▶ _EXERCISE_
Report each line of the data that includes the word "JSON".

======== MATERIALS PROVIDED ========

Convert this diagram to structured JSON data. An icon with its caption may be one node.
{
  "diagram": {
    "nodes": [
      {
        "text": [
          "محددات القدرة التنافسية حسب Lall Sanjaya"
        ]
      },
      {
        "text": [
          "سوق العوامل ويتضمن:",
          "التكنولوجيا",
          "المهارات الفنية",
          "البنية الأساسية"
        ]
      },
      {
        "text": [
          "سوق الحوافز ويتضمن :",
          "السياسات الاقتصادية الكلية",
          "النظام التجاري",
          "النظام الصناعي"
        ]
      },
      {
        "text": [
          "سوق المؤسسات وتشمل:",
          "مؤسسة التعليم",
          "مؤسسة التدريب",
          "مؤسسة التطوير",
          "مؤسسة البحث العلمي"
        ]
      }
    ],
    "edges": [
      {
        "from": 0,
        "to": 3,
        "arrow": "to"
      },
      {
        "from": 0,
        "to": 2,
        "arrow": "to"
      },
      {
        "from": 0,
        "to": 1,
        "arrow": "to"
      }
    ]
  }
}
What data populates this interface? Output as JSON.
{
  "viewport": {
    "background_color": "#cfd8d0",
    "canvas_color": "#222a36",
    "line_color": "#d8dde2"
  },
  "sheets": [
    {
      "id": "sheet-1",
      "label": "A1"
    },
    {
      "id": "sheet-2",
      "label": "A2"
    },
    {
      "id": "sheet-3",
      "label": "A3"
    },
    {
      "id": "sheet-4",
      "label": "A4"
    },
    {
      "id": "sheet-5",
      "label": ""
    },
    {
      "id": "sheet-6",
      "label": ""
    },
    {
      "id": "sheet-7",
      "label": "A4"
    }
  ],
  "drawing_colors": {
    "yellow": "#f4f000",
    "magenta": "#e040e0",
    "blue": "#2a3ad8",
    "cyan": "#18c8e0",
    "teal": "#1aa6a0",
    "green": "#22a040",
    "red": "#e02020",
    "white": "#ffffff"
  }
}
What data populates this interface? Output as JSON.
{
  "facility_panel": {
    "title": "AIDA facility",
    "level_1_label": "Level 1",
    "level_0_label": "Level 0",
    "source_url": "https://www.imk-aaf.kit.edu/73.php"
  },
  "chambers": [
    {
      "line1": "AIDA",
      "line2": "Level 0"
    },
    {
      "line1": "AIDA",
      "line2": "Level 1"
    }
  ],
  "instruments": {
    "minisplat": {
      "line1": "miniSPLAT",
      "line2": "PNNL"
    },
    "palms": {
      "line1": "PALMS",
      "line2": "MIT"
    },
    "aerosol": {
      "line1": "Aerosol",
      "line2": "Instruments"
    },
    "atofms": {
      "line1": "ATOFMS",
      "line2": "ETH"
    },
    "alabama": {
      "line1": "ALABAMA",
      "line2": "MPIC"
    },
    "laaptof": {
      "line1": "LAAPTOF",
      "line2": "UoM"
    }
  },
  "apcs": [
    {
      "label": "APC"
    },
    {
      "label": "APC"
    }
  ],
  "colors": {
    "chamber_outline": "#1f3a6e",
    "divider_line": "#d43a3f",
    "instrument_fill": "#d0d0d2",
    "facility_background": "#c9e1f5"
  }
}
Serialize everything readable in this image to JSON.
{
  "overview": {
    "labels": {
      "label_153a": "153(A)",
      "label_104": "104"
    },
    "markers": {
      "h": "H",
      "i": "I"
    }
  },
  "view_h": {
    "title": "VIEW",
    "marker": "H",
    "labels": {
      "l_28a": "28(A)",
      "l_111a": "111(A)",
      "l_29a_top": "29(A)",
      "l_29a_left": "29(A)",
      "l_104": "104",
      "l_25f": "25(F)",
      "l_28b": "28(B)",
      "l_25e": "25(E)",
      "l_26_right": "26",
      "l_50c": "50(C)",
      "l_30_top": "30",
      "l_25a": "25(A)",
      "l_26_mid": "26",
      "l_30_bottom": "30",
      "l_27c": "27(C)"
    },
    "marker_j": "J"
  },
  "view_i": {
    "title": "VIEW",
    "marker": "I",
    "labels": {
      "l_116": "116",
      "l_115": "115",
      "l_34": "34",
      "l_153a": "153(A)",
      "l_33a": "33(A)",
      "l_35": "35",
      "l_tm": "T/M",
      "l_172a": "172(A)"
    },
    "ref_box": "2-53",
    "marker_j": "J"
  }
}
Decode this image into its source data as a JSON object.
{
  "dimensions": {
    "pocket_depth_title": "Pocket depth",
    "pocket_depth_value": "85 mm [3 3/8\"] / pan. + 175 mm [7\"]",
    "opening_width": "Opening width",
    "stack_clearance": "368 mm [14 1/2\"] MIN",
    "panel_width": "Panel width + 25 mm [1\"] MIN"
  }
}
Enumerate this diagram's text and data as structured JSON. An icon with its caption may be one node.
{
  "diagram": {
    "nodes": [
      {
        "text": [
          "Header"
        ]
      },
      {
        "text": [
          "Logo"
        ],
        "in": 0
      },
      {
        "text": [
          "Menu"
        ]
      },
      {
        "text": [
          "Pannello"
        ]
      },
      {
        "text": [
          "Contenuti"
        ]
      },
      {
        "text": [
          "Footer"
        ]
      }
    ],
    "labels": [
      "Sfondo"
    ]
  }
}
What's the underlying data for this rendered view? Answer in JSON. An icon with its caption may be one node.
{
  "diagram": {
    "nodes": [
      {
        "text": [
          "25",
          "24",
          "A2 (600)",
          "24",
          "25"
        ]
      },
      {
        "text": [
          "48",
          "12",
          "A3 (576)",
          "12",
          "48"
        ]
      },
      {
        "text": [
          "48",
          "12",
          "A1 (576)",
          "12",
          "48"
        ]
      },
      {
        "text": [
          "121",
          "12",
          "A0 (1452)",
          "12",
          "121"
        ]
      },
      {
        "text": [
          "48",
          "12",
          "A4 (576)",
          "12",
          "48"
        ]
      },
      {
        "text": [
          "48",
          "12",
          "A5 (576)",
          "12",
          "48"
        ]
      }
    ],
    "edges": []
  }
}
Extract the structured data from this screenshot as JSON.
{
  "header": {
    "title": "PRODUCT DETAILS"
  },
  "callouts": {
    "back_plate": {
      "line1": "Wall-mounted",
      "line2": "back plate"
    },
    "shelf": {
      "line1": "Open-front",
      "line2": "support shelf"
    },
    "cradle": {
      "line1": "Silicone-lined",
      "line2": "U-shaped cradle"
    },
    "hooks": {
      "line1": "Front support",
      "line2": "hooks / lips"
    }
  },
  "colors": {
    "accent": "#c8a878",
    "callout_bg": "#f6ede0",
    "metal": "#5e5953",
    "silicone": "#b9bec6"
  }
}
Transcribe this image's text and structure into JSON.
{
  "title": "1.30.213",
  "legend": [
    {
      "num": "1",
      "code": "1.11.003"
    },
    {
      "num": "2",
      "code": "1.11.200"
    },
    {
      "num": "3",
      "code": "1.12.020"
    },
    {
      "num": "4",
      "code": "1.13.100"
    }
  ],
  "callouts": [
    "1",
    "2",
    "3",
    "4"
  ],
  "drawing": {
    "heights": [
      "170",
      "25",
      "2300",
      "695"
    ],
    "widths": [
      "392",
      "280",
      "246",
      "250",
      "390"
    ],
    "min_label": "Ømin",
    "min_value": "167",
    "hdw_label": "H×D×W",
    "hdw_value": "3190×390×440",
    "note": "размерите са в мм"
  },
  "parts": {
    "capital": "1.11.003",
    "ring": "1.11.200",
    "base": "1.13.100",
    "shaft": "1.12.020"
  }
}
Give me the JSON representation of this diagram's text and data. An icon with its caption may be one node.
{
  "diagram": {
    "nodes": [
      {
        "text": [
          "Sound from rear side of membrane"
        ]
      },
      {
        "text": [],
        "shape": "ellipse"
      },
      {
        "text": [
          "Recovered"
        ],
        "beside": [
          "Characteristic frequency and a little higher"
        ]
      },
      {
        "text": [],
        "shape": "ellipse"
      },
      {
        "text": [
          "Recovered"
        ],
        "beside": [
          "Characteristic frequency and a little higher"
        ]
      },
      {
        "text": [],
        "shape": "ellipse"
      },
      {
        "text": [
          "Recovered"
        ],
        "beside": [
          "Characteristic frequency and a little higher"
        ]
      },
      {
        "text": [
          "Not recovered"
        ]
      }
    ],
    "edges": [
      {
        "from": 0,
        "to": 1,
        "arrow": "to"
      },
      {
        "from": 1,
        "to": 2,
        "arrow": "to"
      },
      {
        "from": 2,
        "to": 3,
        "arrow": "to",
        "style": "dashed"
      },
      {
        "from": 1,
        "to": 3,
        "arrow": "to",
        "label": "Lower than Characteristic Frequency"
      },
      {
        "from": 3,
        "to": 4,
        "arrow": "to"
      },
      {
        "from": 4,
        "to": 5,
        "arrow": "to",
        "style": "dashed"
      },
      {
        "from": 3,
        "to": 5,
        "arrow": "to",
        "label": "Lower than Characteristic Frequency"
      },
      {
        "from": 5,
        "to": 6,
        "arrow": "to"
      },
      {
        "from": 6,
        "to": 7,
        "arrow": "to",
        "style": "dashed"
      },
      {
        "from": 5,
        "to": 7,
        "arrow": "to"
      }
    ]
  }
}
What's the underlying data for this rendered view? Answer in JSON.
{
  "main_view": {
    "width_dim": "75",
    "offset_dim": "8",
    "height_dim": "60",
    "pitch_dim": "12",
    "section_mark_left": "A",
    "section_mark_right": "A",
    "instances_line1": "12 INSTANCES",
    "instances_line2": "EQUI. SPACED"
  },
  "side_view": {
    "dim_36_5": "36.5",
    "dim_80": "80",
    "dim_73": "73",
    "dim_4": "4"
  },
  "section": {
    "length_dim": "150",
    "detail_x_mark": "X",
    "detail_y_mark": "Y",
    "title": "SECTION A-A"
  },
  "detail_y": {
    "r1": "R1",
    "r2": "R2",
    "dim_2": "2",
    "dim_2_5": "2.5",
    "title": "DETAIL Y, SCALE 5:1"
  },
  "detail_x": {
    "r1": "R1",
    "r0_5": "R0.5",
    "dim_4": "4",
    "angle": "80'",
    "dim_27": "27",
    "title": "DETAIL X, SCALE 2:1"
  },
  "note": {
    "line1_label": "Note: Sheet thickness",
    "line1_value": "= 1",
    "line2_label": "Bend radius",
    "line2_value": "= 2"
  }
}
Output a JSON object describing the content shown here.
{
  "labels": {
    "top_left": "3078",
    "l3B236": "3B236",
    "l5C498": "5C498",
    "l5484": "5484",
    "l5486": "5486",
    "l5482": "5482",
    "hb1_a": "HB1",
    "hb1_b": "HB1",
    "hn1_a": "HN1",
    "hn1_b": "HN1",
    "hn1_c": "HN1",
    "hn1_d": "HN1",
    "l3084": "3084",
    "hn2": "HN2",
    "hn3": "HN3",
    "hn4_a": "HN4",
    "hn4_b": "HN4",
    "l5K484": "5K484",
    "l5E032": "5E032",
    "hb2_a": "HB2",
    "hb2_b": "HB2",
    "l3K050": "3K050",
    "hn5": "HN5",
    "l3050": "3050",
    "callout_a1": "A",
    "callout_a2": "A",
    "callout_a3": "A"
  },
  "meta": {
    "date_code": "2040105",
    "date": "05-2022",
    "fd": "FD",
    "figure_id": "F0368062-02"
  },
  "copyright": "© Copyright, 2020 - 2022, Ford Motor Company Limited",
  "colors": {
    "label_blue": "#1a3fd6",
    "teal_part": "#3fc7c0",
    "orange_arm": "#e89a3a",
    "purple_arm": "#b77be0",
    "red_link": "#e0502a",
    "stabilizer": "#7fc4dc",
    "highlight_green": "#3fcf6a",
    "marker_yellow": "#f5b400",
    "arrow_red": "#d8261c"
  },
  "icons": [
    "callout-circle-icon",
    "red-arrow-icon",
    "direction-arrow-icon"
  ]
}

========

▶ _EXERCISE ANSWER_
Convert this diagram to structured JSON data. An icon with its caption may be one node.
What data populates this interface? Output as JSON.
What data populates this interface? Output as JSON.
Serialize everything readable in this image to JSON.
Decode this image into its source data as a JSON object.
Enumerate this diagram's text and data as structured JSON. An icon with its caption may be one node.
What's the underlying data for this rendered view? Answer in JSON. An icon with its caption may be one node.
Extract the structured data from this screenshot as JSON.
Transcribe this image's text and structure into JSON.
Give me the JSON representation of this diagram's text and data. An icon with its caption may be one node.
What's the underlying data for this rendered view? Answer in JSON.
Output a JSON object describing the content shown here.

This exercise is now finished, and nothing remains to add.